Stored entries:

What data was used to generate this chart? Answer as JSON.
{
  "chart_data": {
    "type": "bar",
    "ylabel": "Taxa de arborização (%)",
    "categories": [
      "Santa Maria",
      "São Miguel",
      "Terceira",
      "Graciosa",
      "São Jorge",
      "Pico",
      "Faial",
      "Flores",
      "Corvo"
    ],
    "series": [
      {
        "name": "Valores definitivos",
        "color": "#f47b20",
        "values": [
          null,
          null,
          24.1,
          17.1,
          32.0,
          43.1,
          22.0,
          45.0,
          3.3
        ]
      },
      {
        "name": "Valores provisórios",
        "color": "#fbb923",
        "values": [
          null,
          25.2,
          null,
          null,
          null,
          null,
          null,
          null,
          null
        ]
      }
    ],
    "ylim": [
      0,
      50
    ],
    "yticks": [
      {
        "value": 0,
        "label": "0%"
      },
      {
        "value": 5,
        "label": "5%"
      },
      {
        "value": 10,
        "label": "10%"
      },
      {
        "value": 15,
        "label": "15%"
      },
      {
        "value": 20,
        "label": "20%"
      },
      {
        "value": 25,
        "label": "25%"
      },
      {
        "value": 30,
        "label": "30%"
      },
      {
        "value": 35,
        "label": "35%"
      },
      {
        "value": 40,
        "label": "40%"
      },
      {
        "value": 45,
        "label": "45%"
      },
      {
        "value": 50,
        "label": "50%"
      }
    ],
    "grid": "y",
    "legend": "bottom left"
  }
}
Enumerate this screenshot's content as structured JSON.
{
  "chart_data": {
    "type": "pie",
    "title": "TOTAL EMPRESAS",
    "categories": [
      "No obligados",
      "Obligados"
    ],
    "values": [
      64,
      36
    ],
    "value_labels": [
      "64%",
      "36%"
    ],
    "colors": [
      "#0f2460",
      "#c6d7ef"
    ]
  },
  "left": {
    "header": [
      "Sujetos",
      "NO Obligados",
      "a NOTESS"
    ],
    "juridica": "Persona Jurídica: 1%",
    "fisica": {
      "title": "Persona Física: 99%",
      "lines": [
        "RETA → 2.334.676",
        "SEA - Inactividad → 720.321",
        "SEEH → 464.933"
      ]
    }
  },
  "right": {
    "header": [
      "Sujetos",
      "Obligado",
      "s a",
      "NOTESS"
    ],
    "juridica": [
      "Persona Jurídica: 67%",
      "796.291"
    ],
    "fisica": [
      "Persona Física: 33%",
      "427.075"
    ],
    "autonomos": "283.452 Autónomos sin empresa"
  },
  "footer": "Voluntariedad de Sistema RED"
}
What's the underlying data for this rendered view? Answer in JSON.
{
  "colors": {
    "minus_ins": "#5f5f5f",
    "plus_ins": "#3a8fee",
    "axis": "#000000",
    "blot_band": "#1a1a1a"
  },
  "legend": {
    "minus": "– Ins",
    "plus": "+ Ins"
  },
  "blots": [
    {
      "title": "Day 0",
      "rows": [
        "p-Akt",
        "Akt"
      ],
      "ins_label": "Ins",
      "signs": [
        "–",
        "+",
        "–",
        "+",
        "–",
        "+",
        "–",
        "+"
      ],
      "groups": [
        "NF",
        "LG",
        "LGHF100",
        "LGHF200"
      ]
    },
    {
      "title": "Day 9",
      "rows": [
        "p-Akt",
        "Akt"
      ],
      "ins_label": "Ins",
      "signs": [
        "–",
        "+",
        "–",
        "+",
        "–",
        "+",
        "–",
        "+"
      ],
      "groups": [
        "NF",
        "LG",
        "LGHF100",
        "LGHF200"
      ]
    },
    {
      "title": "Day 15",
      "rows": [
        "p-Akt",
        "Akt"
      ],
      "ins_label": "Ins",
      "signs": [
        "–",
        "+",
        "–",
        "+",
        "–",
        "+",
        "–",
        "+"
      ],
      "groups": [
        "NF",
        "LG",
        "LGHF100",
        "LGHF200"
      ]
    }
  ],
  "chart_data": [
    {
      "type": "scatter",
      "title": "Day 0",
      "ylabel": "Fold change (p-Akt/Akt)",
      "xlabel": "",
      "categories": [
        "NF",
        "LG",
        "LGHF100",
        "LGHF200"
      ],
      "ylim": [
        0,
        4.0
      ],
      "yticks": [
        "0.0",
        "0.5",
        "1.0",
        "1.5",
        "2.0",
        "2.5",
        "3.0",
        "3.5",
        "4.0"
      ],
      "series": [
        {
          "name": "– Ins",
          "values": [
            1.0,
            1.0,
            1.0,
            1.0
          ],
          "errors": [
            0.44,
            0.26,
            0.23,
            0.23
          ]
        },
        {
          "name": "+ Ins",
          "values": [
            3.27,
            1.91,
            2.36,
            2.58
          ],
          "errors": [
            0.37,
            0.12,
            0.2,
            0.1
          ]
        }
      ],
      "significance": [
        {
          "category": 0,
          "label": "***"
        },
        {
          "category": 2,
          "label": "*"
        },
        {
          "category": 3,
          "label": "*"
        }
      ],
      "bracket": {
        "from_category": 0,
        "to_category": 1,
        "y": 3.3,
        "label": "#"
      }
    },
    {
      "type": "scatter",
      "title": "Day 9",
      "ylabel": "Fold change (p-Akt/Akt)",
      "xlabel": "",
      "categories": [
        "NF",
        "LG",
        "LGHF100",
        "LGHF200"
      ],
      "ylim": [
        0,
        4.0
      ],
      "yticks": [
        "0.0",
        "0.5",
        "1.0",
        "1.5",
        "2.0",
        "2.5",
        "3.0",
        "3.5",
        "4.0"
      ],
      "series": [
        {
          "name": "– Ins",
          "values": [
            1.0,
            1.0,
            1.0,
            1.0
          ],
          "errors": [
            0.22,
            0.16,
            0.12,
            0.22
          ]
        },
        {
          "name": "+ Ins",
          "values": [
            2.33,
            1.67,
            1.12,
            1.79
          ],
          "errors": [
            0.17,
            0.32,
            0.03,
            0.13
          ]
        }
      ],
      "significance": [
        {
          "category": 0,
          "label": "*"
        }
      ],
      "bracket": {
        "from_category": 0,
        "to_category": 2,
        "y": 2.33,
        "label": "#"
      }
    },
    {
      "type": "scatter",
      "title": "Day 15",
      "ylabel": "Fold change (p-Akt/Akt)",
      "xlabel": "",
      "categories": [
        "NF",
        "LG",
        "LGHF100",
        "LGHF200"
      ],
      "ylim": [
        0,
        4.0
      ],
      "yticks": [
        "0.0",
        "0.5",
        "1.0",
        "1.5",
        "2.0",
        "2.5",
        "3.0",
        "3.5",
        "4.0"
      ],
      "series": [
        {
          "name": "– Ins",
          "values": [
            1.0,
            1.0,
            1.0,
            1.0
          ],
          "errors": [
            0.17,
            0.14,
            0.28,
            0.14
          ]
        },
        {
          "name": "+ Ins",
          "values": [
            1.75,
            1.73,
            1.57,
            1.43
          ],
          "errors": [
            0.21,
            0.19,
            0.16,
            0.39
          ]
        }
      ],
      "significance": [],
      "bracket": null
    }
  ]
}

▶ **EXERCISE DETAILS**
Quote each line above in full, word for word.

▶ **SOLUTION TO THIS TASK**
What data was used to generate this chart? Answer as JSON.
{
  "chart_data": {
    "type": "bar",
    "ylabel": "Taxa de arborização (%)",
    "categories": [
      "Santa Maria",
      "São Miguel",
      "Terceira",
      "Graciosa",
      "São Jorge",
      "Pico",
      "Faial",
      "Flores",
      "Corvo"
    ],
    "series": [
      {
        "name": "Valores definitivos",
        "color": "#f47b20",
        "values": [
          null,
          null,
          24.1,
          17.1,
          32.0,
          43.1,
          22.0,
          45.0,
          3.3
        ]
      },
      {
        "name": "Valores provisórios",
        "color": "#fbb923",
        "values": [
          null,
          25.2,
          null,
          null,
          null,
          null,
          null,
          null,
          null
        ]
      }
    ],
    "ylim": [
      0,
      50
    ],
    "yticks": [
      {
        "value": 0,
        "label": "0%"
      },
      {
        "value": 5,
        "label": "5%"
      },
      {
        "value": 10,
        "label": "10%"
      },
      {
        "value": 15,
        "label": "15%"
      },
      {
        "value": 20,
        "label": "20%"
      },
      {
        "value": 25,
        "label": "25%"
      },
      {
        "value": 30,
        "label": "30%"
      },
      {
        "value": 35,
        "label": "35%"
      },
      {
        "value": 40,
        "label": "40%"
      },
      {
        "value": 45,
        "label": "45%"
      },
      {
        "value": 50,
        "label": "50%"
      }
    ],
    "grid": "y",
    "legend": "bottom left"
  }
}
Enumerate this screenshot's content as structured JSON.
{
  "chart_data": {
    "type": "pie",
    "title": "TOTAL EMPRESAS",
    "categories": [
      "No obligados",
      "Obligados"
    ],
    "values": [
      64,
      36
    ],
    "value_labels": [
      "64%",
      "36%"
    ],
    "colors": [
      "#0f2460",
      "#c6d7ef"
    ]
  },
  "left": {
    "header": [
      "Sujetos",
      "NO Obligados",
      "a NOTESS"
    ],
    "juridica": "Persona Jurídica: 1%",
    "fisica": {
      "title": "Persona Física: 99%",
      "lines": [
        "RETA → 2.334.676",
        "SEA - Inactividad → 720.321",
        "SEEH → 464.933"
      ]
    }
  },
  "right": {
    "header": [
      "Sujetos",
      "Obligado",
      "s a",
      "NOTESS"
    ],
    "juridica": [
      "Persona Jurídica: 67%",
      "796.291"
    ],
    "fisica": [
      "Persona Física: 33%",
      "427.075"
    ],
    "autonomos": "283.452 Autónomos sin empresa"
  },
  "footer": "Voluntariedad de Sistema RED"
}
What's the underlying data for this rendered view? Answer in JSON.
{
  "colors": {
    "minus_ins": "#5f5f5f",
    "plus_ins": "#3a8fee",
    "axis": "#000000",
    "blot_band": "#1a1a1a"
  },
  "legend": {
    "minus": "– Ins",
    "plus": "+ Ins"
  },
  "blots": [
    {
      "title": "Day 0",
      "rows": [
        "p-Akt",
        "Akt"
      ],
      "ins_label": "Ins",
      "signs": [
        "–",
        "+",
        "–",
        "+",
        "–",
        "+",
        "–",
        "+"
      ],
      "groups": [
        "NF",
        "LG",
        "LGHF100",
        "LGHF200"
      ]
    },
    {
      "title": "Day 9",
      "rows": [
        "p-Akt",
        "Akt"
      ],
      "ins_label": "Ins",
      "signs": [
        "–",
        "+",
        "–",
        "+",
        "–",
        "+",
        "–",
        "+"
      ],
      "groups": [
        "NF",
        "LG",
        "LGHF100",
        "LGHF200"
      ]
    },
    {
      "title": "Day 15",
      "rows": [
        "p-Akt",
        "Akt"
      ],
      "ins_label": "Ins",
      "signs": [
        "–",
        "+",
        "–",
        "+",
        "–",
        "+",
        "–",
        "+"
      ],
      "groups": [
        "NF",
        "LG",
        "LGHF100",
        "LGHF200"
      ]
    }
  ],
  "chart_data": [
    {
      "type": "scatter",
      "title": "Day 0",
      "ylabel": "Fold change (p-Akt/Akt)",
      "xlabel": "",
      "categories": [
        "NF",
        "LG",
        "LGHF100",
        "LGHF200"
      ],
      "ylim": [
        0,
        4.0
      ],
      "yticks": [
        "0.0",
        "0.5",
        "1.0",
        "1.5",
        "2.0",
        "2.5",
        "3.0",
        "3.5",
        "4.0"
      ],
      "series": [
        {
          "name": "– Ins",
          "values": [
            1.0,
            1.0,
            1.0,
            1.0
          ],
          "errors": [
            0.44,
            0.26,
            0.23,
            0.23
          ]
        },
        {
          "name": "+ Ins",
          "values": [
            3.27,
            1.91,
            2.36,
            2.58
          ],
          "errors": [
            0.37,
            0.12,
            0.2,
            0.1
          ]
        }
      ],
      "significance": [
        {
          "category": 0,
          "label": "***"
        },
        {
          "category": 2,
          "label": "*"
        },
        {
          "category": 3,
          "label": "*"
        }
      ],
      "bracket": {
        "from_category": 0,
        "to_category": 1,
        "y": 3.3,
        "label": "#"
      }
    },
    {
      "type": "scatter",
      "title": "Day 9",
      "ylabel": "Fold change (p-Akt/Akt)",
      "xlabel": "",
      "categories": [
        "NF",
        "LG",
        "LGHF100",
        "LGHF200"
      ],
      "ylim": [
        0,
        4.0
      ],
      "yticks": [
        "0.0",
        "0.5",
        "1.0",
        "1.5",
        "2.0",
        "2.5",
        "3.0",
        "3.5",
        "4.0"
      ],
      "series": [
        {
          "name": "– Ins",
          "values": [
            1.0,
            1.0,
            1.0,
            1.0
          ],
          "errors": [
            0.22,
            0.16,
            0.12,
            0.22
          ]
        },
        {
          "name": "+ Ins",
          "values": [
            2.33,
            1.67,
            1.12,
            1.79
          ],
          "errors": [
            0.17,
            0.32,
            0.03,
            0.13
          ]
        }
      ],
      "significance": [
        {
          "category": 0,
          "label": "*"
        }
      ],
      "bracket": {
        "from_category": 0,
        "to_category": 2,
        "y": 2.33,
        "label": "#"
      }
    },
    {
      "type": "scatter",
      "title": "Day 15",
      "ylabel": "Fold change (p-Akt/Akt)",
      "xlabel": "",
      "categories": [
        "NF",
        "LG",
        "LGHF100",
        "LGHF200"
      ],
      "ylim": [
        0,
        4.0
      ],
      "yticks": [
        "0.0",
        "0.5",
        "1.0",
        "1.5",
        "2.0",
        "2.5",
        "3.0",
        "3.5",
        "4.0"
      ],
      "series": [
        {
          "name": "– Ins",
          "values": [
            1.0,
            1.0,
            1.0,
            1.0
          ],
          "errors": [
            0.17,
            0.14,
            0.28,
            0.14
          ]
        },
        {
          "name": "+ Ins",
          "values": [
            1.75,
            1.73,
            1.57,
            1.43
          ],
          "errors": [
            0.21,
            0.19,
            0.16,
            0.39
          ]
        }
      ],
      "significance": [],
      "bracket": null
    }
  ]
}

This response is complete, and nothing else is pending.